• _STATED GOAL_
Repeat each line word for word.

++++ TASK DATA ++++

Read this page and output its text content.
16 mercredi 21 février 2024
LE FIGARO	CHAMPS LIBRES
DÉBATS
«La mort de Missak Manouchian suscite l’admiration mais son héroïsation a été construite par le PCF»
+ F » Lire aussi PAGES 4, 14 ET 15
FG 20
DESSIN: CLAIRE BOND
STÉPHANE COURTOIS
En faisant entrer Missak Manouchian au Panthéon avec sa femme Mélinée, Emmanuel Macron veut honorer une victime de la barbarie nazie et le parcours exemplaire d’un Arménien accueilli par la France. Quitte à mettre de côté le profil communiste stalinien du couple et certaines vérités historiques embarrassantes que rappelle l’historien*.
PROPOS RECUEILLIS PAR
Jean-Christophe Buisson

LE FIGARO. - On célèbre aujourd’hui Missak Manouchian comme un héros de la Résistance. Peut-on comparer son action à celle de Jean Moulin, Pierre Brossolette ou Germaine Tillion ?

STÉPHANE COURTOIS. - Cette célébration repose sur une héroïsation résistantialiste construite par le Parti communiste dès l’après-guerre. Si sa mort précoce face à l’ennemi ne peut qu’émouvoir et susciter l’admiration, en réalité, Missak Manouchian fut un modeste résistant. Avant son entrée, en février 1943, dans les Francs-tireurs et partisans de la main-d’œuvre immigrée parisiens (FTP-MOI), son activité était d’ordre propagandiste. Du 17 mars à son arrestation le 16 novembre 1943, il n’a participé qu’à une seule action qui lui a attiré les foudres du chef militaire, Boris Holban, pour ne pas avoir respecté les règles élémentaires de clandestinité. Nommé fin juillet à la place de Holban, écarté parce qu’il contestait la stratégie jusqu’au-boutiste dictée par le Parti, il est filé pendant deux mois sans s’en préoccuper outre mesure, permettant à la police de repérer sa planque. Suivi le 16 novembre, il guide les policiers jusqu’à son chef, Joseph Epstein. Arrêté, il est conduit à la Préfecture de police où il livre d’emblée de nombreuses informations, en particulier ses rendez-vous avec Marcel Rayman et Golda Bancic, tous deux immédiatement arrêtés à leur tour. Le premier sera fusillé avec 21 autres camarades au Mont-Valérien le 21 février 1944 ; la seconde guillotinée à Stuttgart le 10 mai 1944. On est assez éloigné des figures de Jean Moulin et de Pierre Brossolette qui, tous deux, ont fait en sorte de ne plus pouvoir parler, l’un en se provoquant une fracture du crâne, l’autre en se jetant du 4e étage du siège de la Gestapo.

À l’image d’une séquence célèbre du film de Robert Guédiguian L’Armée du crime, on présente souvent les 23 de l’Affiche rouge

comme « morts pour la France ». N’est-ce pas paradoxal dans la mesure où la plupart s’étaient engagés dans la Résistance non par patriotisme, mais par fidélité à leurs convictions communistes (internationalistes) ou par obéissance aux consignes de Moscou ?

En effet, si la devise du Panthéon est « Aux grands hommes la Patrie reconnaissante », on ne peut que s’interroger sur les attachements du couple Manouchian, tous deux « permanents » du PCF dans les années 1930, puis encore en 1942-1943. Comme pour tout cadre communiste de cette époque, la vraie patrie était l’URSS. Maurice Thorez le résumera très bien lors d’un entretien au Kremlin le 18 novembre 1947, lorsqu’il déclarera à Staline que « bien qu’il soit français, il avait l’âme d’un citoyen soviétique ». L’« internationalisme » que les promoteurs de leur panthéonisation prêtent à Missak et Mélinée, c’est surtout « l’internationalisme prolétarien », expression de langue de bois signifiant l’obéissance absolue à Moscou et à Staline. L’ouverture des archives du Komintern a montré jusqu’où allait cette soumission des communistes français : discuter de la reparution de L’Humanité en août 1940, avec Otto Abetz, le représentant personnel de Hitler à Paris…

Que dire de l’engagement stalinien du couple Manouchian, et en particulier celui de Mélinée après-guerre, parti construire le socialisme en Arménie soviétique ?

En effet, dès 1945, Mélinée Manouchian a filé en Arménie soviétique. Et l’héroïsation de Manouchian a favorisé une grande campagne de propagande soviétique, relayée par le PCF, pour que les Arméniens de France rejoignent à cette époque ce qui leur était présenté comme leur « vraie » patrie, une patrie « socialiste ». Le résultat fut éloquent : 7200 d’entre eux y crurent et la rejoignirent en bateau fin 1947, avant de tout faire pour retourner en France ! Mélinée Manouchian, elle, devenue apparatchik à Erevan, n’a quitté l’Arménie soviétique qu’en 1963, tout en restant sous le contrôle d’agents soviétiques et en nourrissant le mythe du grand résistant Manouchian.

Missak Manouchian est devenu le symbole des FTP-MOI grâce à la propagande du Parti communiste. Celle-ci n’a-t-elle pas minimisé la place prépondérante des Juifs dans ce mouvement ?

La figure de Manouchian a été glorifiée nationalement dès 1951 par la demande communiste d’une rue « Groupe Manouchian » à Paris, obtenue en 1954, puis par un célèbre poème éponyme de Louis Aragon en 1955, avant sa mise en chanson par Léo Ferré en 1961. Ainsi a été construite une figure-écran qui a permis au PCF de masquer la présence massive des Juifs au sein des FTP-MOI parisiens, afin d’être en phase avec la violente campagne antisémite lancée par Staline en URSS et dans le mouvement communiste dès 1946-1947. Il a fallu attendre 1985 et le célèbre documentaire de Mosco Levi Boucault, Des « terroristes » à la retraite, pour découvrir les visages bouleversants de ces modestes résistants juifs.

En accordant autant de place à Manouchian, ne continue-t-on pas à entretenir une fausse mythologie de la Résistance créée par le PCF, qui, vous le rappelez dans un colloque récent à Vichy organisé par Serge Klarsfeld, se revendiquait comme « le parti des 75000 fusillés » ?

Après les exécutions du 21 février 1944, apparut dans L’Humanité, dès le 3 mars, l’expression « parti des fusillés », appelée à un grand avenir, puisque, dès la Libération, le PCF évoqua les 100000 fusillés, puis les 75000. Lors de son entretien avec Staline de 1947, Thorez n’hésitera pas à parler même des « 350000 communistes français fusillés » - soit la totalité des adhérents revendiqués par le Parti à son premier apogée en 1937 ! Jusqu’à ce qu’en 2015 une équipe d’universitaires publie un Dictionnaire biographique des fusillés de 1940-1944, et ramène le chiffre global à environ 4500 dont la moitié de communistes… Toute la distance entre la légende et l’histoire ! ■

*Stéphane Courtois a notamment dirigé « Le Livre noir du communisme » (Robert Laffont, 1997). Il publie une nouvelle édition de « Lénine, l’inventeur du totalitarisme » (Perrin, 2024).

++++

• _RESULT_
Read this page and output its text content.
16 mercredi 21 février 2024
LE FIGARO	CHAMPS LIBRES
DÉBATS
«La mort de Missak Manouchian suscite l’admiration mais son héroïsation a été construite par le PCF»
+ F » Lire aussi PAGES 4, 14 ET 15
FG 20
DESSIN: CLAIRE BOND
STÉPHANE COURTOIS
En faisant entrer Missak Manouchian au Panthéon avec sa femme Mélinée, Emmanuel Macron veut honorer une victime de la barbarie nazie et le parcours exemplaire d’un Arménien accueilli par la France. Quitte à mettre de côté le profil communiste stalinien du couple et certaines vérités historiques embarrassantes que rappelle l’historien*.
PROPOS RECUEILLIS PAR
Jean-Christophe Buisson

LE FIGARO. - On célèbre aujourd’hui Missak Manouchian comme un héros de la Résistance. Peut-on comparer son action à celle de Jean Moulin, Pierre Brossolette ou Germaine Tillion ?

STÉPHANE COURTOIS. - Cette célébration repose sur une héroïsation résistantialiste construite par le Parti communiste dès l’après-guerre. Si sa mort précoce face à l’ennemi ne peut qu’émouvoir et susciter l’admiration, en réalité, Missak Manouchian fut un modeste résistant. Avant son entrée, en février 1943, dans les Francs-tireurs et partisans de la main-d’œuvre immigrée parisiens (FTP-MOI), son activité était d’ordre propagandiste. Du 17 mars à son arrestation le 16 novembre 1943, il n’a participé qu’à une seule action qui lui a attiré les foudres du chef militaire, Boris Holban, pour ne pas avoir respecté les règles élémentaires de clandestinité. Nommé fin juillet à la place de Holban, écarté parce qu’il contestait la stratégie jusqu’au-boutiste dictée par le Parti, il est filé pendant deux mois sans s’en préoccuper outre mesure, permettant à la police de repérer sa planque. Suivi le 16 novembre, il guide les policiers jusqu’à son chef, Joseph Epstein. Arrêté, il est conduit à la Préfecture de police où il livre d’emblée de nombreuses informations, en particulier ses rendez-vous avec Marcel Rayman et Golda Bancic, tous deux immédiatement arrêtés à leur tour. Le premier sera fusillé avec 21 autres camarades au Mont-Valérien le 21 février 1944 ; la seconde guillotinée à Stuttgart le 10 mai 1944. On est assez éloigné des figures de Jean Moulin et de Pierre Brossolette qui, tous deux, ont fait en sorte de ne plus pouvoir parler, l’un en se provoquant une fracture du crâne, l’autre en se jetant du 4e étage du siège de la Gestapo.

À l’image d’une séquence célèbre du film de Robert Guédiguian L’Armée du crime, on présente souvent les 23 de l’Affiche rouge

comme « morts pour la France ». N’est-ce pas paradoxal dans la mesure où la plupart s’étaient engagés dans la Résistance non par patriotisme, mais par fidélité à leurs convictions communistes (internationalistes) ou par obéissance aux consignes de Moscou ?

En effet, si la devise du Panthéon est « Aux grands hommes la Patrie reconnaissante », on ne peut que s’interroger sur les attachements du couple Manouchian, tous deux « permanents » du PCF dans les années 1930, puis encore en 1942-1943. Comme pour tout cadre communiste de cette époque, la vraie patrie était l’URSS. Maurice Thorez le résumera très bien lors d’un entretien au Kremlin le 18 novembre 1947, lorsqu’il déclarera à Staline que « bien qu’il soit français, il avait l’âme d’un citoyen soviétique ». L’« internationalisme » que les promoteurs de leur panthéonisation prêtent à Missak et Mélinée, c’est surtout « l’internationalisme prolétarien », expression de langue de bois signifiant l’obéissance absolue à Moscou et à Staline. L’ouverture des archives du Komintern a montré jusqu’où allait cette soumission des communistes français : discuter de la reparution de L’Humanité en août 1940, avec Otto Abetz, le représentant personnel de Hitler à Paris…

Que dire de l’engagement stalinien du couple Manouchian, et en particulier celui de Mélinée après-guerre, parti construire le socialisme en Arménie soviétique ?

En effet, dès 1945, Mélinée Manouchian a filé en Arménie soviétique. Et l’héroïsation de Manouchian a favorisé une grande campagne de propagande soviétique, relayée par le PCF, pour que les Arméniens de France rejoignent à cette époque ce qui leur était présenté comme leur « vraie » patrie, une patrie « socialiste ». Le résultat fut éloquent : 7200 d’entre eux y crurent et la rejoignirent en bateau fin 1947, avant de tout faire pour retourner en France ! Mélinée Manouchian, elle, devenue apparatchik à Erevan, n’a quitté l’Arménie soviétique qu’en 1963, tout en restant sous le contrôle d’agents soviétiques et en nourrissant le mythe du grand résistant Manouchian.

Missak Manouchian est devenu le symbole des FTP-MOI grâce à la propagande du Parti communiste. Celle-ci n’a-t-elle pas minimisé la place prépondérante des Juifs dans ce mouvement ?

La figure de Manouchian a été glorifiée nationalement dès 1951 par la demande communiste d’une rue « Groupe Manouchian » à Paris, obtenue en 1954, puis par un célèbre poème éponyme de Louis Aragon en 1955, avant sa mise en chanson par Léo Ferré en 1961. Ainsi a été construite une figure-écran qui a permis au PCF de masquer la présence massive des Juifs au sein des FTP-MOI parisiens, afin d’être en phase avec la violente campagne antisémite lancée par Staline en URSS et dans le mouvement communiste dès 1946-1947. Il a fallu attendre 1985 et le célèbre documentaire de Mosco Levi Boucault, Des « terroristes » à la retraite, pour découvrir les visages bouleversants de ces modestes résistants juifs.

En accordant autant de place à Manouchian, ne continue-t-on pas à entretenir une fausse mythologie de la Résistance créée par le PCF, qui, vous le rappelez dans un colloque récent à Vichy organisé par Serge Klarsfeld, se revendiquait comme « le parti des 75000 fusillés » ?

Après les exécutions du 21 février 1944, apparut dans L’Humanité, dès le 3 mars, l’expression « parti des fusillés », appelée à un grand avenir, puisque, dès la Libération, le PCF évoqua les 100000 fusillés, puis les 75000. Lors de son entretien avec Staline de 1947, Thorez n’hésitera pas à parler même des « 350000 communistes français fusillés » - soit la totalité des adhérents revendiqués par le Parti à son premier apogée en 1937 ! Jusqu’à ce qu’en 2015 une équipe d’universitaires publie un Dictionnaire biographique des fusillés de 1940-1944, et ramène le chiffre global à environ 4500 dont la moitié de communistes… Toute la distance entre la légende et l’histoire ! ■

*Stéphane Courtois a notamment dirigé « Le Livre noir du communisme » (Robert Laffont, 1997). Il publie une nouvelle édition de « Lénine, l’inventeur du totalitarisme » (Perrin, 2024).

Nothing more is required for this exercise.